***** Given records

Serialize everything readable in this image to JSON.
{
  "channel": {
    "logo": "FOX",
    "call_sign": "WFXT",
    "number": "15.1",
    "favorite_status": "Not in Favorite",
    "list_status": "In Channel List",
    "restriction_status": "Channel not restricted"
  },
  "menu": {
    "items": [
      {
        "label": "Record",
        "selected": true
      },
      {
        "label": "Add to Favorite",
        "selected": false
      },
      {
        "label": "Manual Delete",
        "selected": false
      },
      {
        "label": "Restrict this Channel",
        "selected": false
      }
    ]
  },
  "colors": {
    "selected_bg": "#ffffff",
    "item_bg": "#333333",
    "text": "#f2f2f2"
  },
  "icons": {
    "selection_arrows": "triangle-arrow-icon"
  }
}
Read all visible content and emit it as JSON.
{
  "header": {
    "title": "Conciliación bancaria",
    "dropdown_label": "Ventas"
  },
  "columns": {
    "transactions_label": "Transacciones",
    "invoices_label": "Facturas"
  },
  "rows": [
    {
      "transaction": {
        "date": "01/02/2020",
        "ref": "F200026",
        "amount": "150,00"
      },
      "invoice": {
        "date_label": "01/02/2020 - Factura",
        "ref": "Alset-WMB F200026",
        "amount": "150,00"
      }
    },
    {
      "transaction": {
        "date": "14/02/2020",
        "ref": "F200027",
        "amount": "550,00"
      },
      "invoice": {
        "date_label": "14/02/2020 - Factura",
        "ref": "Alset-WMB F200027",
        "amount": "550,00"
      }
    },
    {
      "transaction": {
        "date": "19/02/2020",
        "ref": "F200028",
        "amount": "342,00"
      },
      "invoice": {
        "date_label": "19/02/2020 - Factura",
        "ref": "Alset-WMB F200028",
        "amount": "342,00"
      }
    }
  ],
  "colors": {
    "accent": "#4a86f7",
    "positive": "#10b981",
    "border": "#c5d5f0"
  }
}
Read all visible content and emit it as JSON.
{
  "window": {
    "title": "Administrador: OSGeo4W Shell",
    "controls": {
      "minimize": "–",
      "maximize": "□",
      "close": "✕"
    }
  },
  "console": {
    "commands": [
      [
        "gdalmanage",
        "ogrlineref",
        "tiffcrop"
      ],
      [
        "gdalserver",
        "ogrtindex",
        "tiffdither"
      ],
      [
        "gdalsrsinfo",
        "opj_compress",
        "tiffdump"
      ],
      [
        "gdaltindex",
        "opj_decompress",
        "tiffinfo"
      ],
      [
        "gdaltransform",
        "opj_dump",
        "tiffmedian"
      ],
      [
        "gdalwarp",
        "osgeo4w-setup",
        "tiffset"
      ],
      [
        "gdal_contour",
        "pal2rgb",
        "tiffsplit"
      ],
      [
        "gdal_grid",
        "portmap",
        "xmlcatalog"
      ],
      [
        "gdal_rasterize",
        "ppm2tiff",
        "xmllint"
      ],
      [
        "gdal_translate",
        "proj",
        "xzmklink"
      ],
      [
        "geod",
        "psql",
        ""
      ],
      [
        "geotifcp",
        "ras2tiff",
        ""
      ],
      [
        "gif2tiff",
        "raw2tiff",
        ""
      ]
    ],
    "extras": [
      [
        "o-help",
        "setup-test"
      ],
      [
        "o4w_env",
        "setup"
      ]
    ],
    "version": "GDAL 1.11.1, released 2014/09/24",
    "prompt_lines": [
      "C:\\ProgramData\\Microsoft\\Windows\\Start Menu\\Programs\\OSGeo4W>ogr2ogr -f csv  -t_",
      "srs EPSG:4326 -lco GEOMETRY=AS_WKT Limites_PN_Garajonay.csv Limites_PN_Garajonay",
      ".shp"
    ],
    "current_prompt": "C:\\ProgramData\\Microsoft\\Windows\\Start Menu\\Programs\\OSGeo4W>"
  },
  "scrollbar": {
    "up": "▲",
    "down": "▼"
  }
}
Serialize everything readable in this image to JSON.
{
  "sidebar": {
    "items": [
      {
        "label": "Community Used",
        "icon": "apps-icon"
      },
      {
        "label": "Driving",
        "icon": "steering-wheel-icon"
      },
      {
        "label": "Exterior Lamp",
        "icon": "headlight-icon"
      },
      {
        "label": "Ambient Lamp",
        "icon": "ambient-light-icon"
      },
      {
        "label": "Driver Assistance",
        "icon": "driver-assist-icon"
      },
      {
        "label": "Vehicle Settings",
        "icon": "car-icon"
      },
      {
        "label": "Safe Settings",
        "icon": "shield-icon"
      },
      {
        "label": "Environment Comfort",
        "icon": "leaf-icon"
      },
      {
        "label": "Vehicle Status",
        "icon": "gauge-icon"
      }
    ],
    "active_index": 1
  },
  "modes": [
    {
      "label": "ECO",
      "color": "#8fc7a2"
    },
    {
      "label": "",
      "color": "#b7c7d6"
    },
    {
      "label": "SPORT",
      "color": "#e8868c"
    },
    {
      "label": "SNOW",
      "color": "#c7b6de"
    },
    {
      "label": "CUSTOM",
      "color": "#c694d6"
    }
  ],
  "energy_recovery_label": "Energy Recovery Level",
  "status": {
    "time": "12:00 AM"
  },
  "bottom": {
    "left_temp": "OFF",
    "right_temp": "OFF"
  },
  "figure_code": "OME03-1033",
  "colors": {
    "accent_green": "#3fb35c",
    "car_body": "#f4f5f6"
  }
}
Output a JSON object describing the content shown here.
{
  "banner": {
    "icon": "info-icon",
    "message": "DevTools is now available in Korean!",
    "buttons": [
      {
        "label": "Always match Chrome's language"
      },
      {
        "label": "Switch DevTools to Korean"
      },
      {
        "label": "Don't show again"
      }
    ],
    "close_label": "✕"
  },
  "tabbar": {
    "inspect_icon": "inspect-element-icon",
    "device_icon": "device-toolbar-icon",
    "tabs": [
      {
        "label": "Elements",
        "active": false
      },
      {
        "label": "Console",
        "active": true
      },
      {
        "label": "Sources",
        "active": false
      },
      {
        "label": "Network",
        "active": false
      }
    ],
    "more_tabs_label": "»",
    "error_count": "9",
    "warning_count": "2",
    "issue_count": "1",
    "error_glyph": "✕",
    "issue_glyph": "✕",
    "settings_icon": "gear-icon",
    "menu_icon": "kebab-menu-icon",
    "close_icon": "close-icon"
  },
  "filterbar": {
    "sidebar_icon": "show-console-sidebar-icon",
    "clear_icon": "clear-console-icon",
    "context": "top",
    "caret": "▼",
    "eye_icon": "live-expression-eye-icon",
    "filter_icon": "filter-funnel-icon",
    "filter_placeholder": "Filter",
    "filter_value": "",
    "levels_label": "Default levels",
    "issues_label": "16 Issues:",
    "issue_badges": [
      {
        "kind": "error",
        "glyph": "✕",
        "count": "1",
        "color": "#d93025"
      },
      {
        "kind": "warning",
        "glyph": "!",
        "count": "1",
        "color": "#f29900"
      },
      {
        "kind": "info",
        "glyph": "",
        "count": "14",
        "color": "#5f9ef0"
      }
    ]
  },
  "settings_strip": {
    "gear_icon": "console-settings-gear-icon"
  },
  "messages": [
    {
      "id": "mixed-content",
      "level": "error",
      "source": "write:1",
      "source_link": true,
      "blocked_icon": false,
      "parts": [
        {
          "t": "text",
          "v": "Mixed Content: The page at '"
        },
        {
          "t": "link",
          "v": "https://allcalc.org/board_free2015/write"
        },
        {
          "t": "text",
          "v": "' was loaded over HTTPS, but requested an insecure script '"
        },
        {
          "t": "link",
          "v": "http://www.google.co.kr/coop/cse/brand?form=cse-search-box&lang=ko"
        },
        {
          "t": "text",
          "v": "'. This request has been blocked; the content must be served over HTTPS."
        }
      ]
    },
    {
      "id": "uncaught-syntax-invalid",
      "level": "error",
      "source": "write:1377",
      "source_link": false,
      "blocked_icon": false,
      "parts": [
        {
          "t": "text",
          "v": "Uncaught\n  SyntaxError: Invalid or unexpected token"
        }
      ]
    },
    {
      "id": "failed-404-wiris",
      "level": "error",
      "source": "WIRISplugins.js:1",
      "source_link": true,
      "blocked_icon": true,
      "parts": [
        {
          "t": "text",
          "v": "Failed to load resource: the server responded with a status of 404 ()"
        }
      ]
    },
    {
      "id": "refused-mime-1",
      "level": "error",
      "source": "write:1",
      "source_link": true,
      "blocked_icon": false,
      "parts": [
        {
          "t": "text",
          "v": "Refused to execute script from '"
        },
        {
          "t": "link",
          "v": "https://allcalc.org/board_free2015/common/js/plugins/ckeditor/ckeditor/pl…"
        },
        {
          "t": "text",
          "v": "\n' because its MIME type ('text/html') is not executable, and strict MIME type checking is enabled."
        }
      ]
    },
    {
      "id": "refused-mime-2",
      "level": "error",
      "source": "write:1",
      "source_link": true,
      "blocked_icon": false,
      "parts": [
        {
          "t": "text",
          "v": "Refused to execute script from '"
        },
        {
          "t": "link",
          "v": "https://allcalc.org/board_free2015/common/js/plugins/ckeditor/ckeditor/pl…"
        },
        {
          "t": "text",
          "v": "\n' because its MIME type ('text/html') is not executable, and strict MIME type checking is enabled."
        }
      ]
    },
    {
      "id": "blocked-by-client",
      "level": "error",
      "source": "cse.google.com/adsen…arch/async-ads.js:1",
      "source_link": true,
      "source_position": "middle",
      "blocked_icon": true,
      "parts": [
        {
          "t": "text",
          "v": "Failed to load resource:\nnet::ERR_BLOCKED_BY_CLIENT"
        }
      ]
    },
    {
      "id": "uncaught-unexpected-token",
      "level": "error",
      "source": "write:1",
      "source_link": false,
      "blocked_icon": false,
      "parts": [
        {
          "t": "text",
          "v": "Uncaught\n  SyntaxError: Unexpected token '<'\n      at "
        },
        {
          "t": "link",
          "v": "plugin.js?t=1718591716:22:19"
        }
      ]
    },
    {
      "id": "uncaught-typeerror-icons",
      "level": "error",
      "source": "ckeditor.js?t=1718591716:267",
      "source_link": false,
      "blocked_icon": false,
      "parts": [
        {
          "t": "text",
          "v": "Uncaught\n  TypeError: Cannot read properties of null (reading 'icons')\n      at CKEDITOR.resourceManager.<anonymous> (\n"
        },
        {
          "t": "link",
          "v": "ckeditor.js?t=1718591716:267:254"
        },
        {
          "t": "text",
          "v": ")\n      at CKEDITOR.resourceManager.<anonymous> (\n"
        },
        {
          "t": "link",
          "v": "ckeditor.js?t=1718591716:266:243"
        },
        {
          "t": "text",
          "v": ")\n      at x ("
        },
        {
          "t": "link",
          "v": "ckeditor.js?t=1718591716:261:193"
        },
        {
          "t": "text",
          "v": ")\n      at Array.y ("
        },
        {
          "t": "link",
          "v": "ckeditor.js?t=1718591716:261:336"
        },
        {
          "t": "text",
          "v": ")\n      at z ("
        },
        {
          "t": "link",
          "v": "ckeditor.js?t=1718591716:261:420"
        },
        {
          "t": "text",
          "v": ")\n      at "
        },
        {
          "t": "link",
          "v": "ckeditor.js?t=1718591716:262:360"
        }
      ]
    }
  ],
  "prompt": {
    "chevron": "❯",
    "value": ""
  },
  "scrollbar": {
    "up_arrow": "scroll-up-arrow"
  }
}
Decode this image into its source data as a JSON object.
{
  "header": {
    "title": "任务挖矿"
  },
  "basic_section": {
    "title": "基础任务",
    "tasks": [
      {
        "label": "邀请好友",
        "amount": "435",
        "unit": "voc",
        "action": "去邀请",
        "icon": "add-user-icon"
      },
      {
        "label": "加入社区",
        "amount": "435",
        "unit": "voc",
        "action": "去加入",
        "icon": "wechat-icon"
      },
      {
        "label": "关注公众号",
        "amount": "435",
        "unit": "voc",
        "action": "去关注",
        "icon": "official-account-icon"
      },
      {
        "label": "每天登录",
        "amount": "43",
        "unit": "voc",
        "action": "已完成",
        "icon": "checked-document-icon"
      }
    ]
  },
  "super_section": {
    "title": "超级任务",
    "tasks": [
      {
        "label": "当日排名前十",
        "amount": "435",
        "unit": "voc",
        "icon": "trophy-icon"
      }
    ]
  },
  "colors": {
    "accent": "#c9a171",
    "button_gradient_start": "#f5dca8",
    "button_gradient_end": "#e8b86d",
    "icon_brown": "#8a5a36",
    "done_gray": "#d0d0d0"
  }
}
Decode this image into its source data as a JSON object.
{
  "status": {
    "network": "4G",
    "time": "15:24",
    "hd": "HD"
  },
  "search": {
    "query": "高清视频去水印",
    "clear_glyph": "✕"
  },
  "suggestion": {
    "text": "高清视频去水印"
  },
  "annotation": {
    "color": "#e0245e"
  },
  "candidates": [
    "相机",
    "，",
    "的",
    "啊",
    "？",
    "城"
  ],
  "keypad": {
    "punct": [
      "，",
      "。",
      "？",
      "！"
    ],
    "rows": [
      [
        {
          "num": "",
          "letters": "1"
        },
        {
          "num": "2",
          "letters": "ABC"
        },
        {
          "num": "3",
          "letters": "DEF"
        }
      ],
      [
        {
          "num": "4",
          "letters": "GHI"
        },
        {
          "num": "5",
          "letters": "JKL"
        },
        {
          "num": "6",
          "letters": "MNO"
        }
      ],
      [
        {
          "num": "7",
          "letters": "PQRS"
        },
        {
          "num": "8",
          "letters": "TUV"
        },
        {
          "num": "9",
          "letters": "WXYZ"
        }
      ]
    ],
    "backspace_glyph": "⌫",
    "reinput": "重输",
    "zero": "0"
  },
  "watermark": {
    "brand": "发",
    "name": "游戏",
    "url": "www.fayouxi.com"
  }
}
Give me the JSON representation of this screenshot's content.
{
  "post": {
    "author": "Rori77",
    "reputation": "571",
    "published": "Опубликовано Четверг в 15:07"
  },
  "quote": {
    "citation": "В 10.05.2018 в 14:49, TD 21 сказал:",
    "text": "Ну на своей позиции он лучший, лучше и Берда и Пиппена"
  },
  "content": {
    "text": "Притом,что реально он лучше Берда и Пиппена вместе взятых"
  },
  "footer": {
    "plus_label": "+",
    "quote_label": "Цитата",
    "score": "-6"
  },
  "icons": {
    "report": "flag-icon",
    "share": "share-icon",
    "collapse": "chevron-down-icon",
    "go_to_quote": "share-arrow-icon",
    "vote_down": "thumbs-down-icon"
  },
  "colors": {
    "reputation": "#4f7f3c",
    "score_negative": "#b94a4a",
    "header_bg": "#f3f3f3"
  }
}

**********

§ **Exercise details**: Locate all lines that include the word "Programs" and copy them out.

§ **Full answer**:
      "C:\\ProgramData\\Microsoft\\Windows\\Start Menu\\Programs\\OSGeo4W>ogr2ogr -f csv  -t_",
    "current_prompt": "C:\\ProgramData\\Microsoft\\Windows\\Start Menu\\Programs\\OSGeo4W>"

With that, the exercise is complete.